# [Dataset entries on figures]
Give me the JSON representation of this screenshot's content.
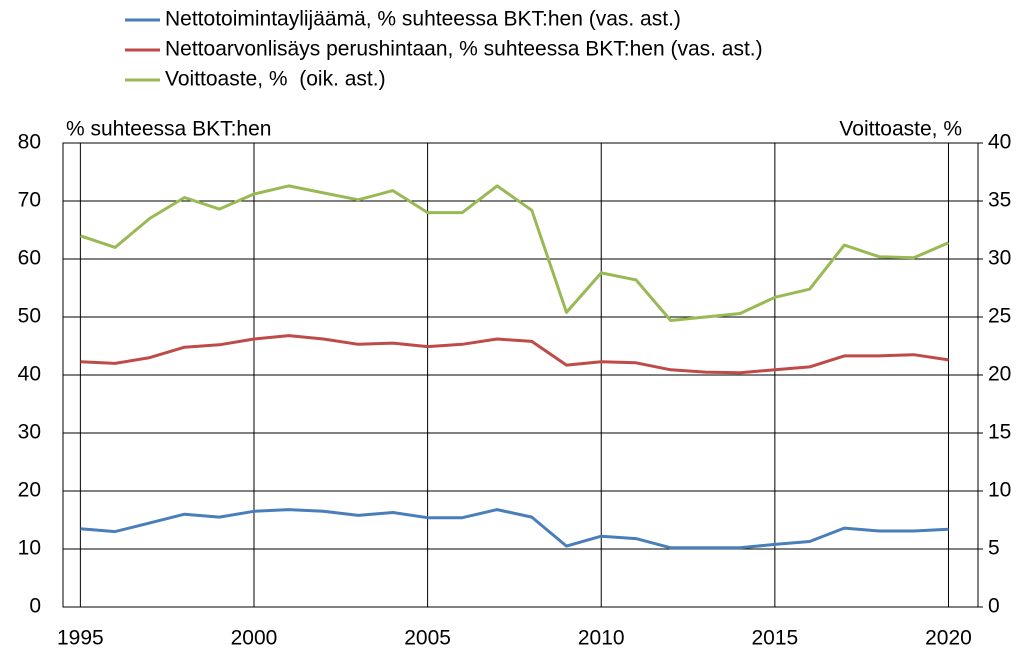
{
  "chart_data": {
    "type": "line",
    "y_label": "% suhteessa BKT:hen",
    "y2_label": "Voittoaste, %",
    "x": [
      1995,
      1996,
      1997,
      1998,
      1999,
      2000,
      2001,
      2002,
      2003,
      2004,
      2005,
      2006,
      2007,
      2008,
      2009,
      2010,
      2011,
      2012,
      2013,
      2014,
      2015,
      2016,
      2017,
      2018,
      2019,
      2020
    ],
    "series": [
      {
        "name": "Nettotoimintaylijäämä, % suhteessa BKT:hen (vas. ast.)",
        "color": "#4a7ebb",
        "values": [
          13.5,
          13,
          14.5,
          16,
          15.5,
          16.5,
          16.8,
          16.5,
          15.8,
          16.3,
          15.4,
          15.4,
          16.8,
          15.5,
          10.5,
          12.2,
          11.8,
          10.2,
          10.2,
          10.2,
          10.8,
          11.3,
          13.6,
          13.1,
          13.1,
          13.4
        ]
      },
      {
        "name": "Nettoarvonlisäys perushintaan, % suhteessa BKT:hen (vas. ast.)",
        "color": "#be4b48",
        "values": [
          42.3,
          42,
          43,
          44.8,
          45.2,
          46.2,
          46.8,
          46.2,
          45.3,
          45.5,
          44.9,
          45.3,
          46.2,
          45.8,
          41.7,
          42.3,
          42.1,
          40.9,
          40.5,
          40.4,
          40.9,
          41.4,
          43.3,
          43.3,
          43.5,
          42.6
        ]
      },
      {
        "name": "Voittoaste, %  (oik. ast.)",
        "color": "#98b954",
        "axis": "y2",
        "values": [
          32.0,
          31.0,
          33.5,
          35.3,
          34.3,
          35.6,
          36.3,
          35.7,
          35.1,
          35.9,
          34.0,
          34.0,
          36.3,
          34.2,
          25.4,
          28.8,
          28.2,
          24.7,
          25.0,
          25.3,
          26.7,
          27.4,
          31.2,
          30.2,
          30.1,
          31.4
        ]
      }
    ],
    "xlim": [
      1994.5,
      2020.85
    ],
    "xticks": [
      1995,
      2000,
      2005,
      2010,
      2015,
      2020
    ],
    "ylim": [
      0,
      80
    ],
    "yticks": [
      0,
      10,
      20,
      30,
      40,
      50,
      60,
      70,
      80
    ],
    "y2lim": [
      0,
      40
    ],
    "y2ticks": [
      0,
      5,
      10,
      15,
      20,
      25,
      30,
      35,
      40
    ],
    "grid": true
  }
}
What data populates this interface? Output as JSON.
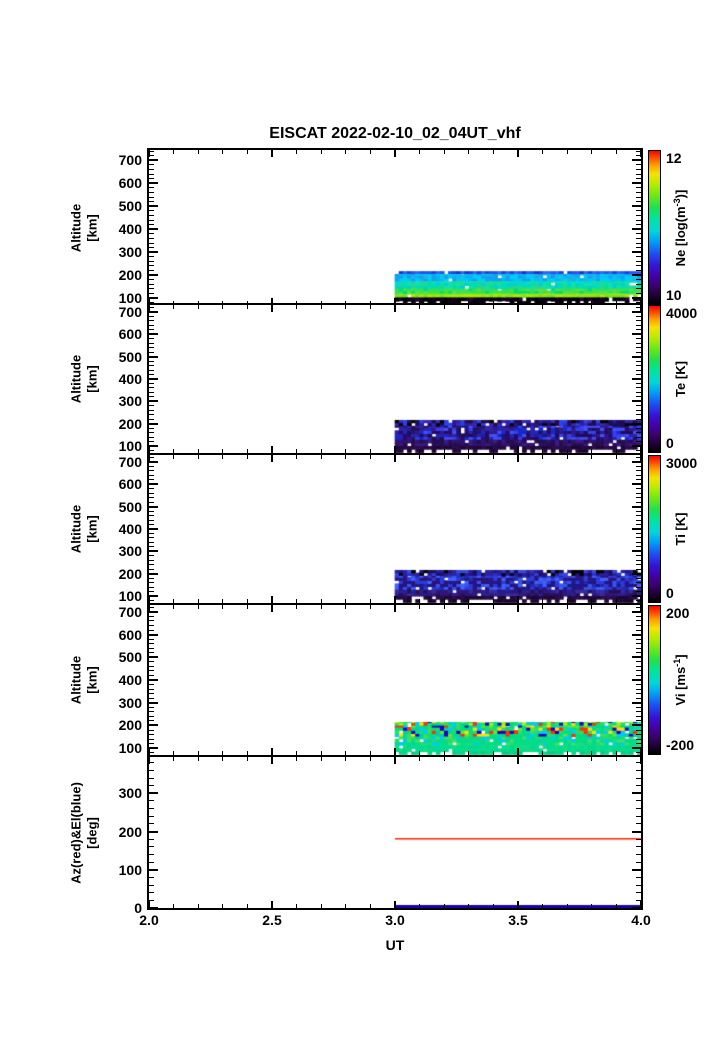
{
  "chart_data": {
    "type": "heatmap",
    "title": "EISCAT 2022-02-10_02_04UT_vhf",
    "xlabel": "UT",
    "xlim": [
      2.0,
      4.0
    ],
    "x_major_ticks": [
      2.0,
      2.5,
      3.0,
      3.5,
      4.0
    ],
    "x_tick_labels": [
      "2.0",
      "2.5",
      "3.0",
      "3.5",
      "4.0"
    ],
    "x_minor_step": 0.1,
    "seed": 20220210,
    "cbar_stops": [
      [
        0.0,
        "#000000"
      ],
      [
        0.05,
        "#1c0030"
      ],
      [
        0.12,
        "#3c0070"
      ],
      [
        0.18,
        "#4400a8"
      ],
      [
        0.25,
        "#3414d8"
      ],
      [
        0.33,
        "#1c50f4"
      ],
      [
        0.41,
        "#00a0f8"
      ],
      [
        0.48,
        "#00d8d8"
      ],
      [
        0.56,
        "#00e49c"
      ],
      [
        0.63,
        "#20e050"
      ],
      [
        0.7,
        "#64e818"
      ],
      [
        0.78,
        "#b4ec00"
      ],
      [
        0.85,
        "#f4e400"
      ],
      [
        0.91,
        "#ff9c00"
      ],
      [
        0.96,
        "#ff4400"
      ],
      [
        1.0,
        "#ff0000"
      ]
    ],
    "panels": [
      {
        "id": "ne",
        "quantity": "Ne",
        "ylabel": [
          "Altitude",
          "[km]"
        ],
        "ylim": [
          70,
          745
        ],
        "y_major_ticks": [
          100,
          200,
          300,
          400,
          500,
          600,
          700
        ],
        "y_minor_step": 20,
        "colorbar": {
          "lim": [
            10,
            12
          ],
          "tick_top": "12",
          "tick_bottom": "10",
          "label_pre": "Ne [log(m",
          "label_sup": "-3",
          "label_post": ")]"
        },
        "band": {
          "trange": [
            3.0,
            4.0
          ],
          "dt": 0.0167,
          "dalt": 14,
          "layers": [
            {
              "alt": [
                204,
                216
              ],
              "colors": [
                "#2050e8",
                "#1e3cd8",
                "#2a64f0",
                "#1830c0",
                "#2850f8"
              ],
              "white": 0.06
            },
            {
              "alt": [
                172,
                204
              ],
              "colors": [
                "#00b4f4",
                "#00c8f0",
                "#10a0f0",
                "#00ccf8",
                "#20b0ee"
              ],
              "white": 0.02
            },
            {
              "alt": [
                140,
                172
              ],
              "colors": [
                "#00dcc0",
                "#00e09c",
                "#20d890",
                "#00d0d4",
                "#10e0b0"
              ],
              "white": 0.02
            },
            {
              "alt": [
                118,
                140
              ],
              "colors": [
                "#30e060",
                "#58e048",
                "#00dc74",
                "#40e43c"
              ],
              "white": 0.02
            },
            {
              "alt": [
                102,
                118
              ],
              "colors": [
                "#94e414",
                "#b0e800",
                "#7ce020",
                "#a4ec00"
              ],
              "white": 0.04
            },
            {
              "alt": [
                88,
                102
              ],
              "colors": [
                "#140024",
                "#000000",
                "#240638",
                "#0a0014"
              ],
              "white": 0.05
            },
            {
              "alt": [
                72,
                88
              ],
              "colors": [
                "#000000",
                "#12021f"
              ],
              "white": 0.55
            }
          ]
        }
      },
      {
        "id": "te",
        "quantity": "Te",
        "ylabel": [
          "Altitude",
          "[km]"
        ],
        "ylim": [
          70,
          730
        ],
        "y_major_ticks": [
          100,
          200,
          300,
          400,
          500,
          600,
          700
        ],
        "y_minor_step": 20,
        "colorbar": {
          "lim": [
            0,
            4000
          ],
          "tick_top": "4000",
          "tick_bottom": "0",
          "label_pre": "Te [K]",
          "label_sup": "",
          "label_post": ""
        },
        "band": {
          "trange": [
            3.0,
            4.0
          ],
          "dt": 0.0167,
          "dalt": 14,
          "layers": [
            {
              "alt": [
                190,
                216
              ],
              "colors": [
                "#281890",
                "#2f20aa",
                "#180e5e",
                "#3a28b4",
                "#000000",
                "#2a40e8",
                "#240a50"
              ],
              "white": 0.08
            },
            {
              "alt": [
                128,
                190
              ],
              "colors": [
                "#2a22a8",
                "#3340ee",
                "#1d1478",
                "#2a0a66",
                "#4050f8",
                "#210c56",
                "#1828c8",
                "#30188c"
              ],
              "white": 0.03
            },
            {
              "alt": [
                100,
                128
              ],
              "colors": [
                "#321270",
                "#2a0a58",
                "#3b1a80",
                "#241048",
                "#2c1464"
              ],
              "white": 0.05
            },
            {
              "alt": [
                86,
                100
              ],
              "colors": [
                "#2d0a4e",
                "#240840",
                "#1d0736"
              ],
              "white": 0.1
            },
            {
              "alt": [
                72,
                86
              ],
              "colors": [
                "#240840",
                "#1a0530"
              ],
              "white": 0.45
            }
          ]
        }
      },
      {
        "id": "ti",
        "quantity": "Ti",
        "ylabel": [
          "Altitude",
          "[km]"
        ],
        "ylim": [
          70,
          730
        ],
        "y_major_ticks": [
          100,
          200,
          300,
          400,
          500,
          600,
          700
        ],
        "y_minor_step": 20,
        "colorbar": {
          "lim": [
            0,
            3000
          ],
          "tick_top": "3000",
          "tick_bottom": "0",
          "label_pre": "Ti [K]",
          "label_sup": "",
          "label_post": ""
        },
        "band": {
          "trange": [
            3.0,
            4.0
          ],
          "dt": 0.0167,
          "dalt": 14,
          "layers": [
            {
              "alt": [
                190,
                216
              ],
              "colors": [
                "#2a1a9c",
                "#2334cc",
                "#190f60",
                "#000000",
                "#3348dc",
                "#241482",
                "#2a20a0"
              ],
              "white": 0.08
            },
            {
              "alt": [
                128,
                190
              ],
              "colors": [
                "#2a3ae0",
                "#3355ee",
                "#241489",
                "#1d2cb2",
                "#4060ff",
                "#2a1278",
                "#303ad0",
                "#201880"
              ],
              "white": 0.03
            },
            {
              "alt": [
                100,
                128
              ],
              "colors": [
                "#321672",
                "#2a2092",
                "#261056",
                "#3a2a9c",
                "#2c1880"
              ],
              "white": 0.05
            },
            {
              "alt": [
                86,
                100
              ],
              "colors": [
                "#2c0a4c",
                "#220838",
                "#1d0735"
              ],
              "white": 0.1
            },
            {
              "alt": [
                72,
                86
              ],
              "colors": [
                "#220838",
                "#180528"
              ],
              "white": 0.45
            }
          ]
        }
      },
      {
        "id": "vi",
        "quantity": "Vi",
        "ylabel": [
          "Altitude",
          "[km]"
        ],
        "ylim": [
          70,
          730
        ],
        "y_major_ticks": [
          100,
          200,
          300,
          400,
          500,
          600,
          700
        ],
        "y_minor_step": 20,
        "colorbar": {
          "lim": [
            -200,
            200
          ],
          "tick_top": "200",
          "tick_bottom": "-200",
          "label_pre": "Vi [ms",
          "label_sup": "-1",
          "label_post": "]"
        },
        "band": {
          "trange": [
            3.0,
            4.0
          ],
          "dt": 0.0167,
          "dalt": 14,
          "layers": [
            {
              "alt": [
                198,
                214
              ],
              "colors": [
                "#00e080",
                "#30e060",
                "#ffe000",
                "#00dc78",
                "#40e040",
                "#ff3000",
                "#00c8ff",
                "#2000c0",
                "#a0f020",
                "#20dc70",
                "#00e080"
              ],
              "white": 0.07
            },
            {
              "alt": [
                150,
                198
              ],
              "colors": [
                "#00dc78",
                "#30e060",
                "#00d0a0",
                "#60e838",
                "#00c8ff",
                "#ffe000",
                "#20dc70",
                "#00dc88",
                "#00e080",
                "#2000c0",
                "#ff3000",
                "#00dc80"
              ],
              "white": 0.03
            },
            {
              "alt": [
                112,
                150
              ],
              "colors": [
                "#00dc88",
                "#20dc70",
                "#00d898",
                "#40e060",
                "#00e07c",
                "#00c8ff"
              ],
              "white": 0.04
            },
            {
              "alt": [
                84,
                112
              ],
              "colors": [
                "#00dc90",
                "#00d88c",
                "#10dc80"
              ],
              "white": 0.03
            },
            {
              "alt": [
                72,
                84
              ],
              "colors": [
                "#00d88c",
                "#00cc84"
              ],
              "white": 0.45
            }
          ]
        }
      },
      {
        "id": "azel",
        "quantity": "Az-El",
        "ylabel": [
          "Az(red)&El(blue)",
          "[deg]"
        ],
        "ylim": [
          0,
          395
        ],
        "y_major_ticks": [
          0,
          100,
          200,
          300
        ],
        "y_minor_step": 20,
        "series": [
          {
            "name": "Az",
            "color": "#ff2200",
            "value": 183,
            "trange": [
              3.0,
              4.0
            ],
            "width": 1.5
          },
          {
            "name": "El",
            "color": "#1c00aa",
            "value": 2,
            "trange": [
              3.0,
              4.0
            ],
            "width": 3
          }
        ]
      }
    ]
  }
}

# [Task statement]
Using the entries above, return each line in which the word "this" occurs.

# [Output]
Give me the JSON representation of this screenshot's content.
What data populates this interface? Output as JSON.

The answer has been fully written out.